**WORK INSTRUCTIONS**
Output the entries word for word. Omit images.

**GIVEN RECORDS**
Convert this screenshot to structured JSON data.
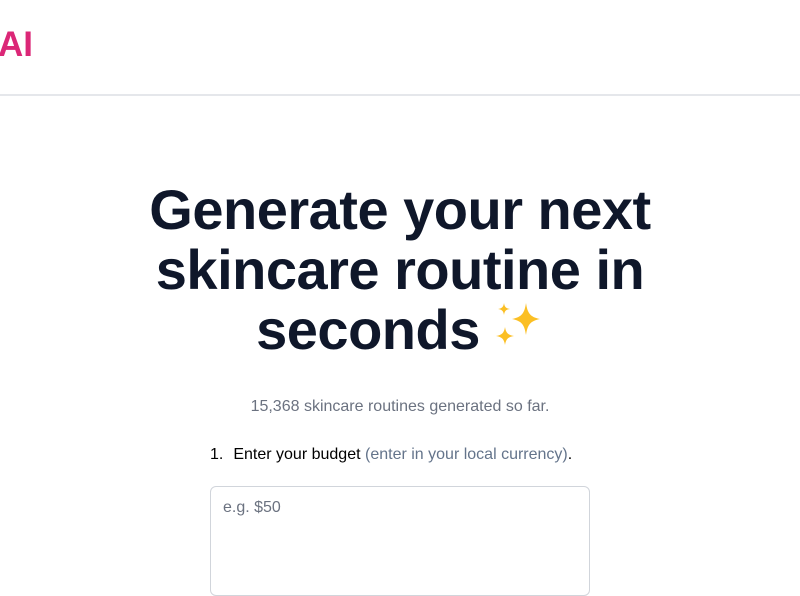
{
  "header": {
    "logo_text": "AI"
  },
  "hero": {
    "title_line1": "Generate your next",
    "title_line2": "skincare routine in",
    "title_line3": "seconds",
    "sparkle_icon": "sparkles-icon",
    "counter_text": "15,368 skincare routines generated so far."
  },
  "form": {
    "step1_number": "1.",
    "step1_label": "Enter your budget",
    "step1_hint": "(enter in your local currency)",
    "step1_period": ".",
    "budget_placeholder": "e.g. $50",
    "budget_value": ""
  },
  "colors": {
    "brand": "#db2777",
    "heading": "#0f172a",
    "muted": "#6b7280",
    "sparkle": "#fbbf24"
  }
}
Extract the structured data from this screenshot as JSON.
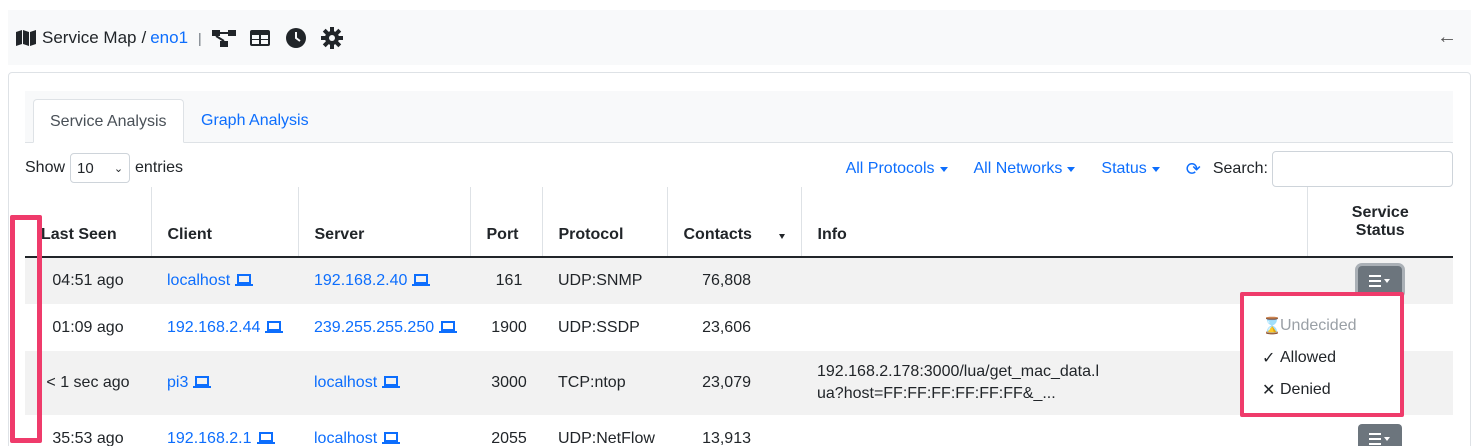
{
  "header": {
    "title": "Service Map",
    "separator": "/",
    "interface": "eno1",
    "pipe": "|",
    "icons": [
      "network-icon",
      "table-icon",
      "clock-icon",
      "gear-icon"
    ],
    "back_icon": "arrow-left-icon"
  },
  "tabs": [
    {
      "label": "Service Analysis",
      "active": true
    },
    {
      "label": "Graph Analysis",
      "active": false
    }
  ],
  "controls": {
    "show_label": "Show",
    "entries_value": "10",
    "entries_label": "entries",
    "filters": [
      "All Protocols",
      "All Networks",
      "Status"
    ],
    "search_label": "Search:",
    "search_value": ""
  },
  "table": {
    "columns": [
      "Last Seen",
      "Client",
      "Server",
      "Port",
      "Protocol",
      "Contacts",
      "Info",
      "Service Status"
    ],
    "rows": [
      {
        "last_seen": "04:51 ago",
        "client": "localhost",
        "server": "192.168.2.40",
        "port": "161",
        "protocol": "UDP:SNMP",
        "contacts": "76,808",
        "info": ""
      },
      {
        "last_seen": "01:09 ago",
        "client": "192.168.2.44",
        "server": "239.255.255.250",
        "port": "1900",
        "protocol": "UDP:SSDP",
        "contacts": "23,606",
        "info": ""
      },
      {
        "last_seen": "< 1 sec ago",
        "client": "pi3",
        "server": "localhost",
        "port": "3000",
        "protocol": "TCP:ntop",
        "contacts": "23,079",
        "info": "192.168.2.178:3000/lua/get_mac_data.lua?host=FF:FF:FF:FF:FF:FF&_..."
      },
      {
        "last_seen": "35:53 ago",
        "client": "192.168.2.1",
        "server": "localhost",
        "port": "2055",
        "protocol": "UDP:NetFlow",
        "contacts": "13,913",
        "info": ""
      }
    ]
  },
  "status_menu": {
    "items": [
      {
        "label": "Undecided",
        "icon": "hourglass-icon",
        "disabled": true
      },
      {
        "label": "Allowed",
        "icon": "check-icon",
        "disabled": false
      },
      {
        "label": "Denied",
        "icon": "x-icon",
        "disabled": false
      }
    ]
  },
  "colors": {
    "link": "#0d6efd",
    "highlight": "#ef3b6b",
    "button": "#6c757d"
  }
}
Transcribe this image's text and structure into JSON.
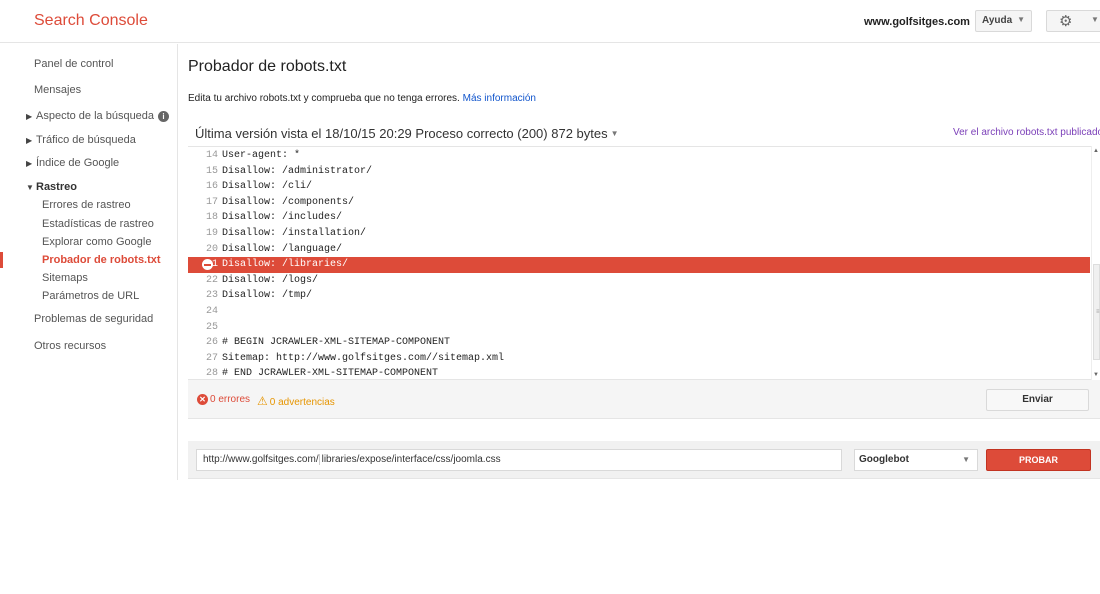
{
  "header": {
    "brand": "Search Console",
    "site": "www.golfsitges.com",
    "help_label": "Ayuda"
  },
  "sidebar": {
    "items": [
      {
        "label": "Panel de control"
      },
      {
        "label": "Mensajes"
      },
      {
        "label": "Aspecto de la búsqueda"
      },
      {
        "label": "Tráfico de búsqueda"
      },
      {
        "label": "Índice de Google"
      },
      {
        "label": "Rastreo"
      },
      {
        "label": "Errores de rastreo"
      },
      {
        "label": "Estadísticas de rastreo"
      },
      {
        "label": "Explorar como Google"
      },
      {
        "label": "Probador de robots.txt"
      },
      {
        "label": "Sitemaps"
      },
      {
        "label": "Parámetros de URL"
      },
      {
        "label": "Problemas de seguridad"
      },
      {
        "label": "Otros recursos"
      }
    ]
  },
  "main": {
    "title": "Probador de robots.txt",
    "description": "Edita tu archivo robots.txt y comprueba que no tenga errores.",
    "more_info": "Más información",
    "version": "Última versión vista el 18/10/15 20:29 Proceso correcto (200) 872 bytes",
    "view_link": "Ver el archivo robots.txt publicado"
  },
  "editor": {
    "lines": [
      {
        "num": "14",
        "text": "User-agent: *"
      },
      {
        "num": "15",
        "text": "Disallow: /administrator/"
      },
      {
        "num": "16",
        "text": "Disallow: /cli/"
      },
      {
        "num": "17",
        "text": "Disallow: /components/"
      },
      {
        "num": "18",
        "text": "Disallow: /includes/"
      },
      {
        "num": "19",
        "text": "Disallow: /installation/"
      },
      {
        "num": "20",
        "text": "Disallow: /language/"
      },
      {
        "num": "1",
        "text": "Disallow: /libraries/"
      },
      {
        "num": "22",
        "text": "Disallow: /logs/"
      },
      {
        "num": "23",
        "text": "Disallow: /tmp/"
      },
      {
        "num": "24",
        "text": ""
      },
      {
        "num": "25",
        "text": ""
      },
      {
        "num": "26",
        "text": "# BEGIN JCRAWLER-XML-SITEMAP-COMPONENT"
      },
      {
        "num": "27",
        "text": "Sitemap: http://www.golfsitges.com//sitemap.xml"
      },
      {
        "num": "28",
        "text": "# END JCRAWLER-XML-SITEMAP-COMPONENT"
      }
    ]
  },
  "status": {
    "errors": "0 errores",
    "warnings": "0 advertencias",
    "send_label": "Enviar"
  },
  "test": {
    "url_prefix": "http://www.golfsitges.com/",
    "url_path": "libraries/expose/interface/css/joomla.css",
    "agent": "Googlebot",
    "button_label": "PROBAR"
  },
  "colors": {
    "accent": "#dd4b39",
    "link": "#1155cc",
    "warning": "#e69500"
  }
}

**ANSWER IN FULL**
Convert this screenshot to structured JSON data.
{
  "header": {
    "logo_text": "AI"
  },
  "hero": {
    "title_line1": "Generate your next",
    "title_line2": "skincare routine in",
    "title_line3": "seconds",
    "sparkle_icon": "sparkles-icon",
    "counter_text": "15,368 skincare routines generated so far."
  },
  "form": {
    "step1_number": "1.",
    "step1_label": "Enter your budget",
    "step1_hint": "(enter in your local currency)",
    "step1_period": ".",
    "budget_placeholder": "e.g. $50",
    "budget_value": ""
  },
  "colors": {
    "brand": "#db2777",
    "heading": "#0f172a",
    "muted": "#6b7280",
    "sparkle": "#fbbf24"
  }
}
Extract the structured data from this screenshot as JSON.
{
  "header": {
    "title": "Service Map",
    "separator": "/",
    "interface": "eno1",
    "pipe": "|",
    "icons": [
      "network-icon",
      "table-icon",
      "clock-icon",
      "gear-icon"
    ],
    "back_icon": "arrow-left-icon"
  },
  "tabs": [
    {
      "label": "Service Analysis",
      "active": true
    },
    {
      "label": "Graph Analysis",
      "active": false
    }
  ],
  "controls": {
    "show_label": "Show",
    "entries_value": "10",
    "entries_label": "entries",
    "filters": [
      "All Protocols",
      "All Networks",
      "Status"
    ],
    "search_label": "Search:",
    "search_value": ""
  },
  "table": {
    "columns": [
      "Last Seen",
      "Client",
      "Server",
      "Port",
      "Protocol",
      "Contacts",
      "Info",
      "Service Status"
    ],
    "rows": [
      {
        "last_seen": "04:51 ago",
        "client": "localhost",
        "server": "192.168.2.40",
        "port": "161",
        "protocol": "UDP:SNMP",
        "contacts": "76,808",
        "info": ""
      },
      {
        "last_seen": "01:09 ago",
        "client": "192.168.2.44",
        "server": "239.255.255.250",
        "port": "1900",
        "protocol": "UDP:SSDP",
        "contacts": "23,606",
        "info": ""
      },
      {
        "last_seen": "< 1 sec ago",
        "client": "pi3",
        "server": "localhost",
        "port": "3000",
        "protocol": "TCP:ntop",
        "contacts": "23,079",
        "info": "192.168.2.178:3000/lua/get_mac_data.lua?host=FF:FF:FF:FF:FF:FF&_..."
      },
      {
        "last_seen": "35:53 ago",
        "client": "192.168.2.1",
        "server": "localhost",
        "port": "2055",
        "protocol": "UDP:NetFlow",
        "contacts": "13,913",
        "info": ""
      }
    ]
  },
  "status_menu": {
    "items": [
      {
        "label": "Undecided",
        "icon": "hourglass-icon",
        "disabled": true
      },
      {
        "label": "Allowed",
        "icon": "check-icon",
        "disabled": false
      },
      {
        "label": "Denied",
        "icon": "x-icon",
        "disabled": false
      }
    ]
  },
  "colors": {
    "link": "#0d6efd",
    "highlight": "#ef3b6b",
    "button": "#6c757d"
  }
}
Transcribe this image's text and structure into JSON.
{
  "header": {
    "brand": "Search Console",
    "site": "www.golfsitges.com",
    "help_label": "Ayuda"
  },
  "sidebar": {
    "items": [
      {
        "label": "Panel de control"
      },
      {
        "label": "Mensajes"
      },
      {
        "label": "Aspecto de la búsqueda"
      },
      {
        "label": "Tráfico de búsqueda"
      },
      {
        "label": "Índice de Google"
      },
      {
        "label": "Rastreo"
      },
      {
        "label": "Errores de rastreo"
      },
      {
        "label": "Estadísticas de rastreo"
      },
      {
        "label": "Explorar como Google"
      },
      {
        "label": "Probador de robots.txt"
      },
      {
        "label": "Sitemaps"
      },
      {
        "label": "Parámetros de URL"
      },
      {
        "label": "Problemas de seguridad"
      },
      {
        "label": "Otros recursos"
      }
    ]
  },
  "main": {
    "title": "Probador de robots.txt",
    "description": "Edita tu archivo robots.txt y comprueba que no tenga errores.",
    "more_info": "Más información",
    "version": "Última versión vista el 18/10/15 20:29 Proceso correcto (200) 872 bytes",
    "view_link": "Ver el archivo robots.txt publicado"
  },
  "editor": {
    "lines": [
      {
        "num": "14",
        "text": "User-agent: *"
      },
      {
        "num": "15",
        "text": "Disallow: /administrator/"
      },
      {
        "num": "16",
        "text": "Disallow: /cli/"
      },
      {
        "num": "17",
        "text": "Disallow: /components/"
      },
      {
        "num": "18",
        "text": "Disallow: /includes/"
      },
      {
        "num": "19",
        "text": "Disallow: /installation/"
      },
      {
        "num": "20",
        "text": "Disallow: /language/"
      },
      {
        "num": "1",
        "text": "Disallow: /libraries/"
      },
      {
        "num": "22",
        "text": "Disallow: /logs/"
      },
      {
        "num": "23",
        "text": "Disallow: /tmp/"
      },
      {
        "num": "24",
        "text": ""
      },
      {
        "num": "25",
        "text": ""
      },
      {
        "num": "26",
        "text": "# BEGIN JCRAWLER-XML-SITEMAP-COMPONENT"
      },
      {
        "num": "27",
        "text": "Sitemap: http://www.golfsitges.com//sitemap.xml"
      },
      {
        "num": "28",
        "text": "# END JCRAWLER-XML-SITEMAP-COMPONENT"
      }
    ]
  },
  "status": {
    "errors": "0 errores",
    "warnings": "0 advertencias",
    "send_label": "Enviar"
  },
  "test": {
    "url_prefix": "http://www.golfsitges.com/",
    "url_path": "libraries/expose/interface/css/joomla.css",
    "agent": "Googlebot",
    "button_label": "PROBAR"
  },
  "colors": {
    "accent": "#dd4b39",
    "link": "#1155cc",
    "warning": "#e69500"
  }
}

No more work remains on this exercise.